▶ THE EXERCISE:
Find every line in the records that contains the string "print" and copy each of those lines.

▶ TASK DATA:
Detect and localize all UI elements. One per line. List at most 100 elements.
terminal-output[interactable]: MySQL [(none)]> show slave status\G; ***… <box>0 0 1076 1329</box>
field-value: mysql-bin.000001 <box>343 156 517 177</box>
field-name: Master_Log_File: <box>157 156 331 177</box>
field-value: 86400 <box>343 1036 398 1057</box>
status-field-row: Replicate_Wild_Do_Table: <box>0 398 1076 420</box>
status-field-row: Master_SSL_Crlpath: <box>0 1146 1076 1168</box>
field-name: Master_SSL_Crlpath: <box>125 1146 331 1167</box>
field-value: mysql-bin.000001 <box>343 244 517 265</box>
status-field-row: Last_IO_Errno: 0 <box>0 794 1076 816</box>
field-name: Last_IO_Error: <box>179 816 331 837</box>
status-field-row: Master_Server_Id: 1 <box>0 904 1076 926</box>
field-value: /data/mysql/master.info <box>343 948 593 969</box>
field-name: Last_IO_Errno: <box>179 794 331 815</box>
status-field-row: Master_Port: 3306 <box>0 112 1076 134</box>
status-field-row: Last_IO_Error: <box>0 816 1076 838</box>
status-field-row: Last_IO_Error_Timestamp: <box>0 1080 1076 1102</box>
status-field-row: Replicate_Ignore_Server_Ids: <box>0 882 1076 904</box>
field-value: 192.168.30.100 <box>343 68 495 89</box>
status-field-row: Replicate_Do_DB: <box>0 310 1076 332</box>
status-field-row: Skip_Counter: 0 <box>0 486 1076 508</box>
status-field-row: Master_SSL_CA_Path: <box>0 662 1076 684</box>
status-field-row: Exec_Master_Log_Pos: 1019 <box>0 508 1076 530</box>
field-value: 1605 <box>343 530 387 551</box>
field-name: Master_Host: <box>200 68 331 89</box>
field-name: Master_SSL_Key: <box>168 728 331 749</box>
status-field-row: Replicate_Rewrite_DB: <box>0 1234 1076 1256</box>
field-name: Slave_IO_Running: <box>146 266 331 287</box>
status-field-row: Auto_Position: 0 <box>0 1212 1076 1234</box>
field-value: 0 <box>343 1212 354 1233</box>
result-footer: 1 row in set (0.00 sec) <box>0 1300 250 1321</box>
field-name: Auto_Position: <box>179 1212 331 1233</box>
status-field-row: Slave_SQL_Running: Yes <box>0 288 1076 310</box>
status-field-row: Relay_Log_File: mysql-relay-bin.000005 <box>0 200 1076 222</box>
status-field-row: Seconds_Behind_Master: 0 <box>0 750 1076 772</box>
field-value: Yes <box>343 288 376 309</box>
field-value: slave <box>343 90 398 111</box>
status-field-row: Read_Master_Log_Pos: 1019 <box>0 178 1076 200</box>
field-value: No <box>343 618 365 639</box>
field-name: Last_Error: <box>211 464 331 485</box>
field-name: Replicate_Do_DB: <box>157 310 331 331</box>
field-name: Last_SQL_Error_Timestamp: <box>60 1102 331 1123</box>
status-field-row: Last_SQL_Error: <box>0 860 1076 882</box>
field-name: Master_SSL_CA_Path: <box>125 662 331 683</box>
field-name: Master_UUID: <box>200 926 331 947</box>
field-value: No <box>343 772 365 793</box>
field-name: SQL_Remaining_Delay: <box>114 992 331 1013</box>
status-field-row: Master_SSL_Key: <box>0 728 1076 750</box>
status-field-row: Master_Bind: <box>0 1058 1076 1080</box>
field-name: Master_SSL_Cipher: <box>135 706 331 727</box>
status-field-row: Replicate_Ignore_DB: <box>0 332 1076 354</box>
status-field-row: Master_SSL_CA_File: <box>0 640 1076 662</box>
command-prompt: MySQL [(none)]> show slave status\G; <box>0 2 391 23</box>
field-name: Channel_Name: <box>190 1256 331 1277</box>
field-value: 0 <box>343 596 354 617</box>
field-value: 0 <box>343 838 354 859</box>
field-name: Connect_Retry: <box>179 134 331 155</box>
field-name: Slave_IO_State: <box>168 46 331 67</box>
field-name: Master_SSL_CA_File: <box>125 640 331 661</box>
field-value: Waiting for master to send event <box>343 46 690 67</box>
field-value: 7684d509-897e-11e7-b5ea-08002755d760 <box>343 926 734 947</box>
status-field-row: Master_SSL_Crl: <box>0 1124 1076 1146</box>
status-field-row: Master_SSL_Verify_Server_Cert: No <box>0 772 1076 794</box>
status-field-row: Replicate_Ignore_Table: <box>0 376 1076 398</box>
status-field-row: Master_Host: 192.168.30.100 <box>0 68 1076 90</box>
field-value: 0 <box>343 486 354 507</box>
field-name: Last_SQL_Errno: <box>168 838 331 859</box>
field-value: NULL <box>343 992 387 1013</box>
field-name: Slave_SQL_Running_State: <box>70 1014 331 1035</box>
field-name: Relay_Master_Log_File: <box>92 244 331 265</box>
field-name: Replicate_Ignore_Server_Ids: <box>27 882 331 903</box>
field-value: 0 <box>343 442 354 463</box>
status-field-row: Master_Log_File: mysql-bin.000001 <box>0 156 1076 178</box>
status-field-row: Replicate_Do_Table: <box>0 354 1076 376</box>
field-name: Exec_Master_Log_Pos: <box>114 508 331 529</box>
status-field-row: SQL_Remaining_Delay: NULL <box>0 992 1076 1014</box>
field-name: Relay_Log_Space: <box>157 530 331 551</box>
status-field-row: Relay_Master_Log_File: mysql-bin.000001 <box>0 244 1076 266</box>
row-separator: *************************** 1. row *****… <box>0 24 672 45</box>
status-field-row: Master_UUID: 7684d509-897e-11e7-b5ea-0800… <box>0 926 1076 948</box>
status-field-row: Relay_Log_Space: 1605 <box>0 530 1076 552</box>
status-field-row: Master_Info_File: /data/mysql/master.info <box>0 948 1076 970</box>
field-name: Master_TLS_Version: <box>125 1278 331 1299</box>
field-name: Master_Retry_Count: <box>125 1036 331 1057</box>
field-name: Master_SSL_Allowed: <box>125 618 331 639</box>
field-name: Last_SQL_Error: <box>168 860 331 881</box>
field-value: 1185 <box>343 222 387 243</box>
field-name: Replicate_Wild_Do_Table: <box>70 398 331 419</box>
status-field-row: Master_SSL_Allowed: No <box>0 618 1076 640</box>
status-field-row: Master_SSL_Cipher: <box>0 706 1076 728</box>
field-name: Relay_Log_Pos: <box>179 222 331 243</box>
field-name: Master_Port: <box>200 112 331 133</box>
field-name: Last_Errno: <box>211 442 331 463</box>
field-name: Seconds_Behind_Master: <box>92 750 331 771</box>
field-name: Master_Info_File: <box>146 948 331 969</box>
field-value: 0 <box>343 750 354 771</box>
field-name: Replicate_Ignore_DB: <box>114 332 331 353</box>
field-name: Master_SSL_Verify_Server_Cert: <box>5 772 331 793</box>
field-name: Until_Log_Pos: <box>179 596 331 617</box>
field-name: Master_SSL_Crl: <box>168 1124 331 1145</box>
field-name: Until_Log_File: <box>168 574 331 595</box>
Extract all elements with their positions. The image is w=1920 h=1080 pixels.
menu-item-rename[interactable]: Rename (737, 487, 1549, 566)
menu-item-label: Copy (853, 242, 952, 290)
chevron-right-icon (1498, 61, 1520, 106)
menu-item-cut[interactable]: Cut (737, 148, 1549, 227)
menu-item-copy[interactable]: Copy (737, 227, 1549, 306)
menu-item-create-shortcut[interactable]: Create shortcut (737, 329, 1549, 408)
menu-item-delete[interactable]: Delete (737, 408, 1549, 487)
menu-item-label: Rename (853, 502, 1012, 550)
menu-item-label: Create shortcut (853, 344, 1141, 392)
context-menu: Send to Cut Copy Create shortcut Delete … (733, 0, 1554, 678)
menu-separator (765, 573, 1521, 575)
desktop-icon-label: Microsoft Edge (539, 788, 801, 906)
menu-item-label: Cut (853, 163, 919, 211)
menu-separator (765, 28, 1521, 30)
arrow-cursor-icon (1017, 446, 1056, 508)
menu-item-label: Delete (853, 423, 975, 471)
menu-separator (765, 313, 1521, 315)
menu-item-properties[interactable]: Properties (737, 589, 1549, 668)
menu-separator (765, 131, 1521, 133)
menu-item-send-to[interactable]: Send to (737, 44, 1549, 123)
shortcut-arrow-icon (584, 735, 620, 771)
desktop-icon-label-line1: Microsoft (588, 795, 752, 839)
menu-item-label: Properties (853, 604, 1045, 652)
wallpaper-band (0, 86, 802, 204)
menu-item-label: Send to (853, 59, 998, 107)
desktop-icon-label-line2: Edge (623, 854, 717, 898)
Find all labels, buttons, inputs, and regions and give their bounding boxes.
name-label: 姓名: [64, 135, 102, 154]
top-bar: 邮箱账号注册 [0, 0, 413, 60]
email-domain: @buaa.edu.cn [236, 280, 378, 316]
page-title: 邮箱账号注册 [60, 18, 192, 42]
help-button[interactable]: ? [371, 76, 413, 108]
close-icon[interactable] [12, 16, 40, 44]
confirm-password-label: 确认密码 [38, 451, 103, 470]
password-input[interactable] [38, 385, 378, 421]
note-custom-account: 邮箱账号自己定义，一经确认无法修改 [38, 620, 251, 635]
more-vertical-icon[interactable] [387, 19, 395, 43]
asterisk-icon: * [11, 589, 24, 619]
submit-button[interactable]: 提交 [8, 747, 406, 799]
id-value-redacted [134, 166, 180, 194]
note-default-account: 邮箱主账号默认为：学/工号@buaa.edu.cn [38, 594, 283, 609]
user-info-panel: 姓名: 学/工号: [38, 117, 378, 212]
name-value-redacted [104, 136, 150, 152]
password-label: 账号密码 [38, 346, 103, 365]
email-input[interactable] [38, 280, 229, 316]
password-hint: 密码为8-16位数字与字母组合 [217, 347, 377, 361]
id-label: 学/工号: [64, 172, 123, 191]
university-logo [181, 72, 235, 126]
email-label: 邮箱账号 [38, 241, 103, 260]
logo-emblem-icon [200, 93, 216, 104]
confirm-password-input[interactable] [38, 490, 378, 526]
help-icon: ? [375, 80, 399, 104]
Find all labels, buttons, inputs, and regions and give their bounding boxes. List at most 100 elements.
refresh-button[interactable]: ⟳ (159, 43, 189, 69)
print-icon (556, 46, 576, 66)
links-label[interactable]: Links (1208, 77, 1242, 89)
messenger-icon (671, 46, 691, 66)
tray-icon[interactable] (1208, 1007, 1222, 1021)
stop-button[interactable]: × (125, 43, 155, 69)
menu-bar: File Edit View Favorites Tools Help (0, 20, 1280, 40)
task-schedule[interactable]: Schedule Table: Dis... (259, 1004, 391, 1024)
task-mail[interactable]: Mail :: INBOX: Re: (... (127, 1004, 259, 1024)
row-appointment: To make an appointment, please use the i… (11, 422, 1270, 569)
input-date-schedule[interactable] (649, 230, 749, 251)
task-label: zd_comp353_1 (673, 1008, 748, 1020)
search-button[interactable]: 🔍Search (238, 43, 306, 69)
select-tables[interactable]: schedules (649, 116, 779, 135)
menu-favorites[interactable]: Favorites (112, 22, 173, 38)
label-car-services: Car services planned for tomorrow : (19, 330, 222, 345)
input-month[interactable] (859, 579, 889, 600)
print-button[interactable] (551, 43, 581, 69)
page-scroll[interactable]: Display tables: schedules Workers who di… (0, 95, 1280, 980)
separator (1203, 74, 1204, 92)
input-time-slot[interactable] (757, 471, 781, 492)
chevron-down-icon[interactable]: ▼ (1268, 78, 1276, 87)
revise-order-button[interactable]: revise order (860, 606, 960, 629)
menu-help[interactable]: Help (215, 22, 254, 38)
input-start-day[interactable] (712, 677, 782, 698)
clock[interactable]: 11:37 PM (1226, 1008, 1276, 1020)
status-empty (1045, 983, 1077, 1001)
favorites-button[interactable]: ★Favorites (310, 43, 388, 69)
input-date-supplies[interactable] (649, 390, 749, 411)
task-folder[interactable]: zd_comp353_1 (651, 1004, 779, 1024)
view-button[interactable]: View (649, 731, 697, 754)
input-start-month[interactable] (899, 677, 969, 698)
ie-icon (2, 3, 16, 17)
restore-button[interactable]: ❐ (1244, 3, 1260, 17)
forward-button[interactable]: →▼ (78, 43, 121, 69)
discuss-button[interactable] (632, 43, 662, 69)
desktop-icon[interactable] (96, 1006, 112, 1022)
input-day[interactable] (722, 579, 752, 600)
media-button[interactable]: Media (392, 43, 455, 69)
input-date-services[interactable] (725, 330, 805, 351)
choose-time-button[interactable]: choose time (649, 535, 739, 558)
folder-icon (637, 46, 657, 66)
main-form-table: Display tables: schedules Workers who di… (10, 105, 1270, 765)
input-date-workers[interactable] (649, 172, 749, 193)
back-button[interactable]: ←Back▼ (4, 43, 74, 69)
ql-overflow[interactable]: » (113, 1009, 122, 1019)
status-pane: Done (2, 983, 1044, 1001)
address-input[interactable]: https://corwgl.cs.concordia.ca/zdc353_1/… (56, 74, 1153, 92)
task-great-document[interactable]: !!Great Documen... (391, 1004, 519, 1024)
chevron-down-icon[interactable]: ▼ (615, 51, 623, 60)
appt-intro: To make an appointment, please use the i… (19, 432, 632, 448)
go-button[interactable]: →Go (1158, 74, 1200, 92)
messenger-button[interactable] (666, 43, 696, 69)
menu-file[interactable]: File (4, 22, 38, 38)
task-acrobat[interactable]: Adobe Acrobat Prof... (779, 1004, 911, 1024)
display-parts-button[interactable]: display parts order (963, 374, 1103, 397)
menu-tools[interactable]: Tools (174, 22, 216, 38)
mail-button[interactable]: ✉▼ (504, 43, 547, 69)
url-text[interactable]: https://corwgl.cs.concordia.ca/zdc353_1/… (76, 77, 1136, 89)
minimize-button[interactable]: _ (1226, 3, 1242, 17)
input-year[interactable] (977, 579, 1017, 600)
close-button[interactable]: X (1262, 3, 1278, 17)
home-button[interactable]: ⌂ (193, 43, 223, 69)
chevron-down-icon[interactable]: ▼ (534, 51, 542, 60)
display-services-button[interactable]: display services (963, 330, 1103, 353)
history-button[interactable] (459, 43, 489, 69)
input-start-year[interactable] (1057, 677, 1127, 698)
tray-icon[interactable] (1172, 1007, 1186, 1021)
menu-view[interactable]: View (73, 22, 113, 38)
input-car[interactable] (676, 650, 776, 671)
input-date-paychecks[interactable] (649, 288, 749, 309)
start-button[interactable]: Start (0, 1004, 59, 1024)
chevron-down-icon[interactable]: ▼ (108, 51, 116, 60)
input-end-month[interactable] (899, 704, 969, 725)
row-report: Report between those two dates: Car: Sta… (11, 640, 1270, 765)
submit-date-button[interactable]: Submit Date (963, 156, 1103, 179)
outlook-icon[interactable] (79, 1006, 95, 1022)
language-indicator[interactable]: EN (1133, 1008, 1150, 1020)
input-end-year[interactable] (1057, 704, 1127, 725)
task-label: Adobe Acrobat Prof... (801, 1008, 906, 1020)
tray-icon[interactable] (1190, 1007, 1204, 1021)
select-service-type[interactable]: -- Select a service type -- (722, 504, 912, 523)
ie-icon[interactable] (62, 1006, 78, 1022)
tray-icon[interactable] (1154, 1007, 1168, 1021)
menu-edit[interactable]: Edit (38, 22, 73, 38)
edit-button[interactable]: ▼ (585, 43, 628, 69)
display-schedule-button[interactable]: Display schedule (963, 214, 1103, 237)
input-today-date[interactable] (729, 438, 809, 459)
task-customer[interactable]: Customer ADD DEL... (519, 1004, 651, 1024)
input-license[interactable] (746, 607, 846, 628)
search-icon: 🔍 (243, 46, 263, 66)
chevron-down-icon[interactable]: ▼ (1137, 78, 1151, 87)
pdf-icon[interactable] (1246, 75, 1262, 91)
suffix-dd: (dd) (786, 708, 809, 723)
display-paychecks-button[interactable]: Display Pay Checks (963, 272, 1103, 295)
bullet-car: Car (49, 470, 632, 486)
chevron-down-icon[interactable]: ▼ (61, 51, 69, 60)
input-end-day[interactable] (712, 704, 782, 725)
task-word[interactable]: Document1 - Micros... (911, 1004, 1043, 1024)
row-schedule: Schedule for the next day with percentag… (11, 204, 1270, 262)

▶ TASK RESPONSE:
print-icon (556, 46, 576, 66)
print-button[interactable] (551, 43, 581, 69)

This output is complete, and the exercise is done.